* [Task requirements]
Select each line where the word "case" appears.

* [Provided records]
____

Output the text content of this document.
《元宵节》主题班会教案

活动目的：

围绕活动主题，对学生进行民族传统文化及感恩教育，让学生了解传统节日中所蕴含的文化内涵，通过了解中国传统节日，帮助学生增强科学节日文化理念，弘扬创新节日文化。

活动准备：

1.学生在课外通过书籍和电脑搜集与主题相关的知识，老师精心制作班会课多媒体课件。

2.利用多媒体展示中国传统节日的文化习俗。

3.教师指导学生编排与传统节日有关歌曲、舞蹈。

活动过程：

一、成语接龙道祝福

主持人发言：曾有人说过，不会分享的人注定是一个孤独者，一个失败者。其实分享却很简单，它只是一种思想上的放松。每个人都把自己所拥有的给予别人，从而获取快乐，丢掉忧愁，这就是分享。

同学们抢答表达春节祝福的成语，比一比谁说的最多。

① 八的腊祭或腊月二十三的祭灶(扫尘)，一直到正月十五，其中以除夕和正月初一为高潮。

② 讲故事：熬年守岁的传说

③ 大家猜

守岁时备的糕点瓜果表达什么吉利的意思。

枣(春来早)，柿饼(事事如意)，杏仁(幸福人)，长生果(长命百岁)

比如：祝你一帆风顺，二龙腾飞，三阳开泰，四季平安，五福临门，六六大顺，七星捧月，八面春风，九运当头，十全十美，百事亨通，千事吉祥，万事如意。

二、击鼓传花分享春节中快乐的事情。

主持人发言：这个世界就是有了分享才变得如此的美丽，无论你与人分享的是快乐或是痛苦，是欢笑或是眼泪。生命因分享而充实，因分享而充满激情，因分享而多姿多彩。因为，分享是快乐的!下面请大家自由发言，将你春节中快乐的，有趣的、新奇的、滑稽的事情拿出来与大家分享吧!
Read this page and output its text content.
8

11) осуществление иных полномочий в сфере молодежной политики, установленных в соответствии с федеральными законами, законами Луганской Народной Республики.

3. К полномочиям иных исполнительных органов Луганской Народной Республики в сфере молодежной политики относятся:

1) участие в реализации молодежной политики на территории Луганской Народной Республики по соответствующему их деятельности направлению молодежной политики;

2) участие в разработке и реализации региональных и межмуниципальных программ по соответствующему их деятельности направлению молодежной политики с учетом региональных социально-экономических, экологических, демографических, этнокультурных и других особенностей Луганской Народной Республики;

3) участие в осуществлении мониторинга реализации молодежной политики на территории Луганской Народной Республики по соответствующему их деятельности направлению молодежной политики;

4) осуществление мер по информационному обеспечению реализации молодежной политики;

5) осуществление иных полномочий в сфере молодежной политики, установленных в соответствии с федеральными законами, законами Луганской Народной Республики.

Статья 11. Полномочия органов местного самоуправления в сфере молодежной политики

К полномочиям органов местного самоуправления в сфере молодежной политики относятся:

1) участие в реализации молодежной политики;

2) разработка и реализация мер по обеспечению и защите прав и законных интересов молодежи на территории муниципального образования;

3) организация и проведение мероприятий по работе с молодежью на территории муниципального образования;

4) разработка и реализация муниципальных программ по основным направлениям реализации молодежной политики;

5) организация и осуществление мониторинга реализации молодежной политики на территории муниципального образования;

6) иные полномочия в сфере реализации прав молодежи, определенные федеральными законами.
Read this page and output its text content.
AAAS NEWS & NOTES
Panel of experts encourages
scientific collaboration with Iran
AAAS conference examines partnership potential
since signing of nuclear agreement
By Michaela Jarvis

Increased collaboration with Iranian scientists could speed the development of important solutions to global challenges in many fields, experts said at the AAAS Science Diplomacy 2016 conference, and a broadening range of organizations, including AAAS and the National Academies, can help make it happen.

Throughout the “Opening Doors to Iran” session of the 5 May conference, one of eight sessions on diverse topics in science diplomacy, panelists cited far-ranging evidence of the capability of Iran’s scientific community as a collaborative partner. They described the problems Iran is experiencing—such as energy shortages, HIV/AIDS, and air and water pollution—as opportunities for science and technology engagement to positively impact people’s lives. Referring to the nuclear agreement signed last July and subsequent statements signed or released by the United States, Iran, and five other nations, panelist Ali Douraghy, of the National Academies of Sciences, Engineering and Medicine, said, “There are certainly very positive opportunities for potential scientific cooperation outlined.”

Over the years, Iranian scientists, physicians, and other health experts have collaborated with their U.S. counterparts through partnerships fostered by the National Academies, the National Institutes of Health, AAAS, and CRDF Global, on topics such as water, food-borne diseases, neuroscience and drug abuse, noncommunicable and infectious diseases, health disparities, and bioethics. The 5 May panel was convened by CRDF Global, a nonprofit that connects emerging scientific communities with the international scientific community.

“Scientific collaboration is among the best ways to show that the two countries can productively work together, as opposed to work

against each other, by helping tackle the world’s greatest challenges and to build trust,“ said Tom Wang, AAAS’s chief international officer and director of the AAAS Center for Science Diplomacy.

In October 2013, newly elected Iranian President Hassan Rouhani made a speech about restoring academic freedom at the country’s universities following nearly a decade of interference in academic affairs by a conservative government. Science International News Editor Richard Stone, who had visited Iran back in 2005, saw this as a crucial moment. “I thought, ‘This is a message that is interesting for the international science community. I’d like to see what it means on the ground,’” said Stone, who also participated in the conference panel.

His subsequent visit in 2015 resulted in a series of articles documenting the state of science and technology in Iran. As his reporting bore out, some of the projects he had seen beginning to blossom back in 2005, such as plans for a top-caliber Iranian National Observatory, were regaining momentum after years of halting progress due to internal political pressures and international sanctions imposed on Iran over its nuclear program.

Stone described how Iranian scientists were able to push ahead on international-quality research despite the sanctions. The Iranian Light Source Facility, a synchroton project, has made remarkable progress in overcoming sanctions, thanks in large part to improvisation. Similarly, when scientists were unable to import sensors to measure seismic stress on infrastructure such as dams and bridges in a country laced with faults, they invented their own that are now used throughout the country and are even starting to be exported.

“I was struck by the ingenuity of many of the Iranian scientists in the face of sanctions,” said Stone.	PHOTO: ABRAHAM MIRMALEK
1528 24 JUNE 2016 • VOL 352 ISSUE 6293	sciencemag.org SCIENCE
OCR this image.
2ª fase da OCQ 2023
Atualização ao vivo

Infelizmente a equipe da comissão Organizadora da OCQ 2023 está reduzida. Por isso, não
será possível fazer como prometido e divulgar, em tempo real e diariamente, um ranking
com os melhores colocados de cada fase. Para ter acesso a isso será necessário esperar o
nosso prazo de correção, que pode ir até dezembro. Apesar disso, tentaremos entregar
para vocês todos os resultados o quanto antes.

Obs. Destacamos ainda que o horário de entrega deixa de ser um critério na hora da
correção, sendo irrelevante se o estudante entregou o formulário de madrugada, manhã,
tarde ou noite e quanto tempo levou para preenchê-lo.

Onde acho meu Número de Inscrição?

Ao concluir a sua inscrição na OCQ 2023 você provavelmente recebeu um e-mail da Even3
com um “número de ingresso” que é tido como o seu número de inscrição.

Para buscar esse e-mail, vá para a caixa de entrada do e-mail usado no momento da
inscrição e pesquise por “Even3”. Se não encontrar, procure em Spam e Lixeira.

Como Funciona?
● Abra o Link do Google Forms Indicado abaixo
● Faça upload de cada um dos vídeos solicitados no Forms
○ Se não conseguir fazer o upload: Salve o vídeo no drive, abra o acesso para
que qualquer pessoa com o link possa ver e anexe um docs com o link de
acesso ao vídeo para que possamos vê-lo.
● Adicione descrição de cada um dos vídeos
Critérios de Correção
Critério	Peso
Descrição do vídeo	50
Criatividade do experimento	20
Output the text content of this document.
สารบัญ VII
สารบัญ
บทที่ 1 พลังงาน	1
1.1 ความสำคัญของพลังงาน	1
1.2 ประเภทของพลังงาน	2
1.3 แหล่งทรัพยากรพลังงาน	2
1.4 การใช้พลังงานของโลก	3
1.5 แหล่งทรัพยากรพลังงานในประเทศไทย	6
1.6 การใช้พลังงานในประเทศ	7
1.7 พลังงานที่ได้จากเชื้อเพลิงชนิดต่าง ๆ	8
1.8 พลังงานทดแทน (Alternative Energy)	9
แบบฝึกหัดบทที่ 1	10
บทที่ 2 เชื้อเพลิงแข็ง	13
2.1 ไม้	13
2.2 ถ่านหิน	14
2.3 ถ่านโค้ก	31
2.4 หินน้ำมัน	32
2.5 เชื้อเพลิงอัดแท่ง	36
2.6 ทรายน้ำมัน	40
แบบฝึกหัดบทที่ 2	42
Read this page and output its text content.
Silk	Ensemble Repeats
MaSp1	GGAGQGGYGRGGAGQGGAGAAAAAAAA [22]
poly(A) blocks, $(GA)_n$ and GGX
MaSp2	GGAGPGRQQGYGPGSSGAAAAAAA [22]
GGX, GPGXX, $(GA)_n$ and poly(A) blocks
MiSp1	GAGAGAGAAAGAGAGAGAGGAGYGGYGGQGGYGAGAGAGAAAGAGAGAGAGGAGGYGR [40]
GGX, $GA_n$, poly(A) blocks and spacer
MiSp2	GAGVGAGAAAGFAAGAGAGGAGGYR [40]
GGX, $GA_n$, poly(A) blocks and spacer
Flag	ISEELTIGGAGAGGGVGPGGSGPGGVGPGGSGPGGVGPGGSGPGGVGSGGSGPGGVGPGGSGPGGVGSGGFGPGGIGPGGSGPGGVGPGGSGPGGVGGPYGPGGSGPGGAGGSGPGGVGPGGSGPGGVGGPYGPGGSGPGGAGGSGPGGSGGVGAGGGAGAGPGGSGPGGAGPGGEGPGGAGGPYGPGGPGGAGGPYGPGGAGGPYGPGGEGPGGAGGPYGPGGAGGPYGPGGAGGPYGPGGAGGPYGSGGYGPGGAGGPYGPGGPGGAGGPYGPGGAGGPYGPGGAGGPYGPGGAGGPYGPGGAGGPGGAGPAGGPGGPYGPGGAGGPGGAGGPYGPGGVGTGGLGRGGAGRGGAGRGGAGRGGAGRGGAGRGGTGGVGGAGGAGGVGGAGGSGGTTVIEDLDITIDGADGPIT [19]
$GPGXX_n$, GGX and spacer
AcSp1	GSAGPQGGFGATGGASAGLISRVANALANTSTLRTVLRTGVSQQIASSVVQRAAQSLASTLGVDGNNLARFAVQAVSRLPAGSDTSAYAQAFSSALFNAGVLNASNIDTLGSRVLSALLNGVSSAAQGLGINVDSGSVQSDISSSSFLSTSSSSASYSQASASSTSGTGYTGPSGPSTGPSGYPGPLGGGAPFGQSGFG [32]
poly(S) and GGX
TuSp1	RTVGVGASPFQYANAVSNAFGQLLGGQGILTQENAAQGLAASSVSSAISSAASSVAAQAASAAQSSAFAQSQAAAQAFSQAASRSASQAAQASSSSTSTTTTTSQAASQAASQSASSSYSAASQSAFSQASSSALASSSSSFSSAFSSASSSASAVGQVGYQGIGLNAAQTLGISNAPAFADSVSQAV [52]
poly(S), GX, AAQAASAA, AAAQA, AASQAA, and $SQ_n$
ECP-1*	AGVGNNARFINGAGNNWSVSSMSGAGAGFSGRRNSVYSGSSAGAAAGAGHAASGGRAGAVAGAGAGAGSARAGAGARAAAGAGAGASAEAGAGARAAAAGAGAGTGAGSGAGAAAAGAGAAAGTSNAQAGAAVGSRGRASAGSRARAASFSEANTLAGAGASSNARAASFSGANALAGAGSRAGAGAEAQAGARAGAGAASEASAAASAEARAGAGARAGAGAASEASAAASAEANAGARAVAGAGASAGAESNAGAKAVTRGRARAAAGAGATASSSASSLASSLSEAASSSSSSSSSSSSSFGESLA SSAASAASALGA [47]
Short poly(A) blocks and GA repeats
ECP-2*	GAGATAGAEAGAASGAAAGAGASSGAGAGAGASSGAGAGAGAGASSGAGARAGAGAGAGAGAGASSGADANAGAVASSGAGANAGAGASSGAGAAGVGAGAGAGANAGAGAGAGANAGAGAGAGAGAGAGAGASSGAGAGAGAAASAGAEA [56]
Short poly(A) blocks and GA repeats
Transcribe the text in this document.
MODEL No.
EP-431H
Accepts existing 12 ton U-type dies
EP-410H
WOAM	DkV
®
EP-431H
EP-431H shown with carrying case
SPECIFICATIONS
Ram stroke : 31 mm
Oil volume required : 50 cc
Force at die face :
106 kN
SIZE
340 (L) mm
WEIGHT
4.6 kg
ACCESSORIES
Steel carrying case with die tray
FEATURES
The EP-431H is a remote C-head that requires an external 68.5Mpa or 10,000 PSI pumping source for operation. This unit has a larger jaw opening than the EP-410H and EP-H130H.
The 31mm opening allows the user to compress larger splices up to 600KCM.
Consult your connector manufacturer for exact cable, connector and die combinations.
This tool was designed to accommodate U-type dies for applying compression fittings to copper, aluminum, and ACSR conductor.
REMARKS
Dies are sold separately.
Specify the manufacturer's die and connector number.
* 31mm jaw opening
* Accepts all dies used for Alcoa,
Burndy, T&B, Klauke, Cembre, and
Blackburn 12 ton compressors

____

* [Task solution]
EP-431H shown with carrying case
Steel carrying case with die tray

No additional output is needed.